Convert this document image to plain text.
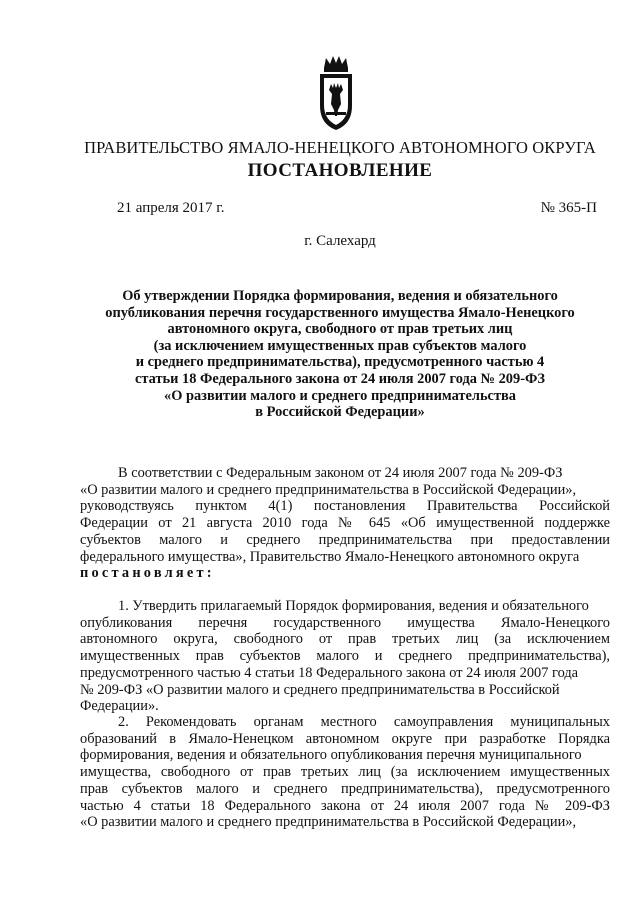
ПРАВИТЕЛЬСТВО ЯМАЛО-НЕНЕЦКОГО АВТОНОМНОГО ОКРУГА
ПОСТАНОВЛЕНИЕ
21 апреля 2017 г.	№ 365-П
г. Салехард
Об утверждении Порядка формирования, ведения и обязательного
опубликования перечня государственного имущества Ямало-Ненецкого
автономного округа, свободного от прав третьих лиц
(за исключением имущественных прав субъектов малого
и среднего предпринимательства), предусмотренного частью 4
статьи 18 Федерального закона от 24 июля 2007 года № 209-ФЗ
«О развитии малого и среднего предпринимательства
в Российской Федерации»
В соответствии с Федеральным законом от 24 июля 2007 года № 209-ФЗ
«О развитии малого и среднего предпринимательства в Российской Федерации»,
руководствуясь пунктом 4(1) постановления Правительства Российской
Федерации от 21 августа 2010 года № 645 «Об имущественной поддержке
субъектов малого и среднего предпринимательства при предоставлении
федерального имущества», Правительство Ямало-Ненецкого автономного округа
постановляет:
1. Утвердить прилагаемый Порядок формирования, ведения и обязательного
опубликования перечня государственного имущества Ямало-Ненецкого
автономного округа, свободного от прав третьих лиц (за исключением
имущественных прав субъектов малого и среднего предпринимательства),
предусмотренного частью 4 статьи 18 Федерального закона от 24 июля 2007 года
№ 209-ФЗ «О развитии малого и среднего предпринимательства в Российской
Федерации».
2. Рекомендовать органам местного самоуправления муниципальных
образований в Ямало-Ненецком автономном округе при разработке Порядка
формирования, ведения и обязательного опубликования перечня муниципального
имущества, свободного от прав третьих лиц (за исключением имущественных
прав субъектов малого и среднего предпринимательства), предусмотренного
частью 4 статьи 18 Федерального закона от 24 июля 2007 года № 209-ФЗ
«О развитии малого и среднего предпринимательства в Российской Федерации»,
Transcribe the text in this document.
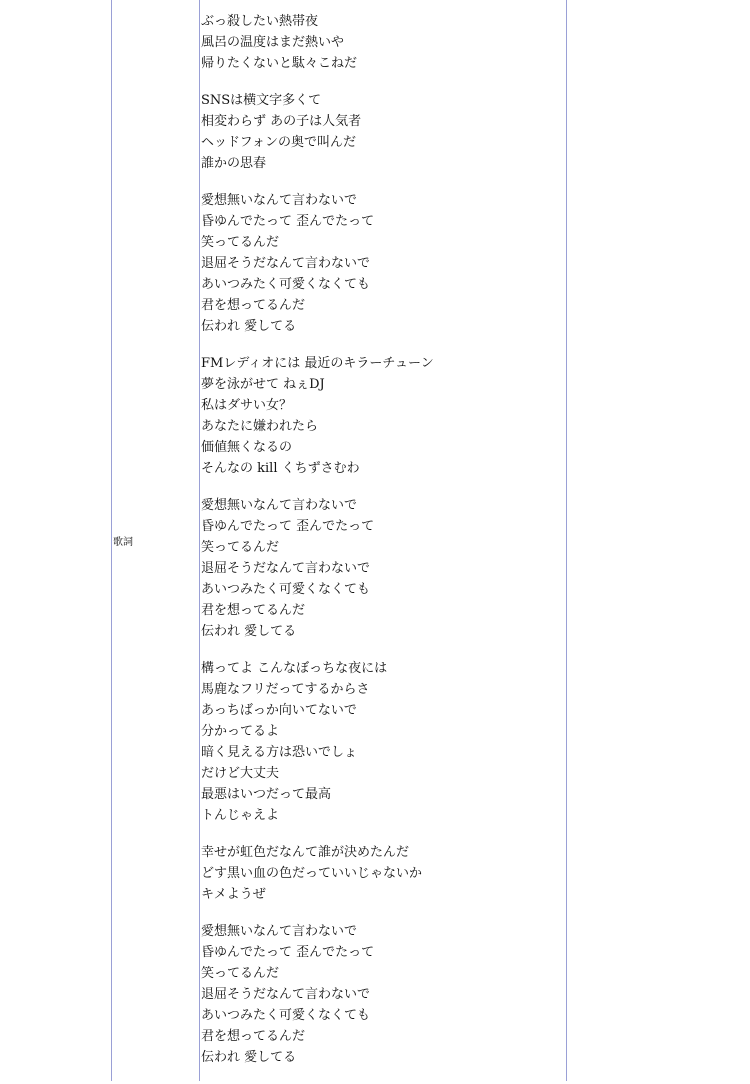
歌詞
ぶっ殺したい熱帯夜
風呂の温度はまだ熱いや
帰りたくないと駄々こねだ
SNSは横文字多くて
相変わらず あの子は人気者
ヘッドフォンの奥で叫んだ
誰かの思春
愛想無いなんて言わないで
昏ゆんでたって 歪んでたって
笑ってるんだ
退屈そうだなんて言わないで
あいつみたく可愛くなくても
君を想ってるんだ
伝われ 愛してる
FMレディオには 最近のキラーチューン
夢を泳がせて ねぇDJ
私はダサい女？
あなたに嫌われたら
価値無くなるの
そんなの kill くちずさむわ
愛想無いなんて言わないで
昏ゆんでたって 歪んでたって
笑ってるんだ
退屈そうだなんて言わないで
あいつみたく可愛くなくても
君を想ってるんだ
伝われ 愛してる
構ってよ こんなぼっちな夜には
馬鹿なフリだってするからさ
あっちばっか向いてないで
分かってるよ
暗く見える方は恐いでしょ
だけど大丈夫
最悪はいつだって最高
トんじゃえよ
幸せが虹色だなんて誰が決めたんだ
どす黒い血の色だっていいじゃないか
キメようぜ
愛想無いなんて言わないで
昏ゆんでたって 歪んでたって
笑ってるんだ
退屈そうだなんて言わないで
あいつみたく可愛くなくても
君を想ってるんだ
伝われ 愛してる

===============

▸ **Do this**:
The answer is a single number: how many lines include the word "частью"?

▸ **Output below**:
3